===== Records for processing =====

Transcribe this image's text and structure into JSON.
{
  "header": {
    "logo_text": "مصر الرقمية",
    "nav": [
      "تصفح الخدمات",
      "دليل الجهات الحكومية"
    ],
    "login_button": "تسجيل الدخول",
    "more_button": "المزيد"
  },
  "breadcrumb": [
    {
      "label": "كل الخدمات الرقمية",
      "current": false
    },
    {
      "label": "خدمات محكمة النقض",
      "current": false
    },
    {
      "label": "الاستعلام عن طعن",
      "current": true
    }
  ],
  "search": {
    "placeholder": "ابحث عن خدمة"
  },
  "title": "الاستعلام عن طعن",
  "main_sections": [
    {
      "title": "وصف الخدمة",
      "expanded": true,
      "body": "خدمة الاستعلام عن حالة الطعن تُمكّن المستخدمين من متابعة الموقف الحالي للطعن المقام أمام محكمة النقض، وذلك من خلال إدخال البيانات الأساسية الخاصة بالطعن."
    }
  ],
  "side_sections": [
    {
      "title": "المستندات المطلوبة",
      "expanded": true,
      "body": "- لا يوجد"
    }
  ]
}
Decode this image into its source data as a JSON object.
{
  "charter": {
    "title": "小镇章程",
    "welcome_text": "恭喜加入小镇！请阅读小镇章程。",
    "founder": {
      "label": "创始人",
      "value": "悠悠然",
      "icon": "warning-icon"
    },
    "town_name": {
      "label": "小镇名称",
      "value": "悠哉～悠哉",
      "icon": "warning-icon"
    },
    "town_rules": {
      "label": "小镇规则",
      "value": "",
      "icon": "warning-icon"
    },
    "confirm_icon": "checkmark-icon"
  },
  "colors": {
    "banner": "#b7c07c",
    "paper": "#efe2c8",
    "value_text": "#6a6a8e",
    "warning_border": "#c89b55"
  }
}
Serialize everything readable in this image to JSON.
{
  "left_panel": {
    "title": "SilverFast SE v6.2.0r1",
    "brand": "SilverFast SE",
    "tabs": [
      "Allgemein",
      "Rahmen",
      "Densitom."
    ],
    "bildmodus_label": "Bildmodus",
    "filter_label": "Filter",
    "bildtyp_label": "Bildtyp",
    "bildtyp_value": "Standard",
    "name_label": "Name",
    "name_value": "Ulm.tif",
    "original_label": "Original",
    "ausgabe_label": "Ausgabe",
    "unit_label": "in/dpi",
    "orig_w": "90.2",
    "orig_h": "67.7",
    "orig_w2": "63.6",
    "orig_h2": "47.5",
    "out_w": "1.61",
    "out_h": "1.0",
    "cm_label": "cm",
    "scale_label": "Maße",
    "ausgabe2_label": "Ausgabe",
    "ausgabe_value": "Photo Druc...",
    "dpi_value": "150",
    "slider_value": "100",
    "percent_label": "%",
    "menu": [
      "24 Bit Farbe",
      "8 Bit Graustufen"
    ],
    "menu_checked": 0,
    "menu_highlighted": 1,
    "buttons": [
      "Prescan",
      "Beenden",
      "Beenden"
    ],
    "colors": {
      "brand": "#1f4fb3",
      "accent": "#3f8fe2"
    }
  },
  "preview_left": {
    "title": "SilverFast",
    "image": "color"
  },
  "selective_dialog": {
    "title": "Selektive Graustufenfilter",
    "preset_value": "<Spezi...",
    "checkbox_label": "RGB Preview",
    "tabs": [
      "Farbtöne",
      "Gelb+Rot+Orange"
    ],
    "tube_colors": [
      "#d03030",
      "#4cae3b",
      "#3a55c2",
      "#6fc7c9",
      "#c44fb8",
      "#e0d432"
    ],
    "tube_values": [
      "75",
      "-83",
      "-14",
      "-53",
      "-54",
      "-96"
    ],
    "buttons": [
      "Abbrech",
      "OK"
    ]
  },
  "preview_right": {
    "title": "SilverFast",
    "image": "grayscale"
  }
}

=====

Written exercise: Please output the complete data exactly.

Answer to the exercise:
Transcribe this image's text and structure into JSON.
{
  "header": {
    "logo_text": "مصر الرقمية",
    "nav": [
      "تصفح الخدمات",
      "دليل الجهات الحكومية"
    ],
    "login_button": "تسجيل الدخول",
    "more_button": "المزيد"
  },
  "breadcrumb": [
    {
      "label": "كل الخدمات الرقمية",
      "current": false
    },
    {
      "label": "خدمات محكمة النقض",
      "current": false
    },
    {
      "label": "الاستعلام عن طعن",
      "current": true
    }
  ],
  "search": {
    "placeholder": "ابحث عن خدمة"
  },
  "title": "الاستعلام عن طعن",
  "main_sections": [
    {
      "title": "وصف الخدمة",
      "expanded": true,
      "body": "خدمة الاستعلام عن حالة الطعن تُمكّن المستخدمين من متابعة الموقف الحالي للطعن المقام أمام محكمة النقض، وذلك من خلال إدخال البيانات الأساسية الخاصة بالطعن."
    }
  ],
  "side_sections": [
    {
      "title": "المستندات المطلوبة",
      "expanded": true,
      "body": "- لا يوجد"
    }
  ]
}
Decode this image into its source data as a JSON object.
{
  "charter": {
    "title": "小镇章程",
    "welcome_text": "恭喜加入小镇！请阅读小镇章程。",
    "founder": {
      "label": "创始人",
      "value": "悠悠然",
      "icon": "warning-icon"
    },
    "town_name": {
      "label": "小镇名称",
      "value": "悠哉～悠哉",
      "icon": "warning-icon"
    },
    "town_rules": {
      "label": "小镇规则",
      "value": "",
      "icon": "warning-icon"
    },
    "confirm_icon": "checkmark-icon"
  },
  "colors": {
    "banner": "#b7c07c",
    "paper": "#efe2c8",
    "value_text": "#6a6a8e",
    "warning_border": "#c89b55"
  }
}
Serialize everything readable in this image to JSON.
{
  "left_panel": {
    "title": "SilverFast SE v6.2.0r1",
    "brand": "SilverFast SE",
    "tabs": [
      "Allgemein",
      "Rahmen",
      "Densitom."
    ],
    "bildmodus_label": "Bildmodus",
    "filter_label": "Filter",
    "bildtyp_label": "Bildtyp",
    "bildtyp_value": "Standard",
    "name_label": "Name",
    "name_value": "Ulm.tif",
    "original_label": "Original",
    "ausgabe_label": "Ausgabe",
    "unit_label": "in/dpi",
    "orig_w": "90.2",
    "orig_h": "67.7",
    "orig_w2": "63.6",
    "orig_h2": "47.5",
    "out_w": "1.61",
    "out_h": "1.0",
    "cm_label": "cm",
    "scale_label": "Maße",
    "ausgabe2_label": "Ausgabe",
    "ausgabe_value": "Photo Druc...",
    "dpi_value": "150",
    "slider_value": "100",
    "percent_label": "%",
    "menu": [
      "24 Bit Farbe",
      "8 Bit Graustufen"
    ],
    "menu_checked": 0,
    "menu_highlighted": 1,
    "buttons": [
      "Prescan",
      "Beenden",
      "Beenden"
    ],
    "colors": {
      "brand": "#1f4fb3",
      "accent": "#3f8fe2"
    }
  },
  "preview_left": {
    "title": "SilverFast",
    "image": "color"
  },
  "selective_dialog": {
    "title": "Selektive Graustufenfilter",
    "preset_value": "<Spezi...",
    "checkbox_label": "RGB Preview",
    "tabs": [
      "Farbtöne",
      "Gelb+Rot+Orange"
    ],
    "tube_colors": [
      "#d03030",
      "#4cae3b",
      "#3a55c2",
      "#6fc7c9",
      "#c44fb8",
      "#e0d432"
    ],
    "tube_values": [
      "75",
      "-83",
      "-14",
      "-53",
      "-54",
      "-96"
    ],
    "buttons": [
      "Abbrech",
      "OK"
    ]
  },
  "preview_right": {
    "title": "SilverFast",
    "image": "grayscale"
  }
}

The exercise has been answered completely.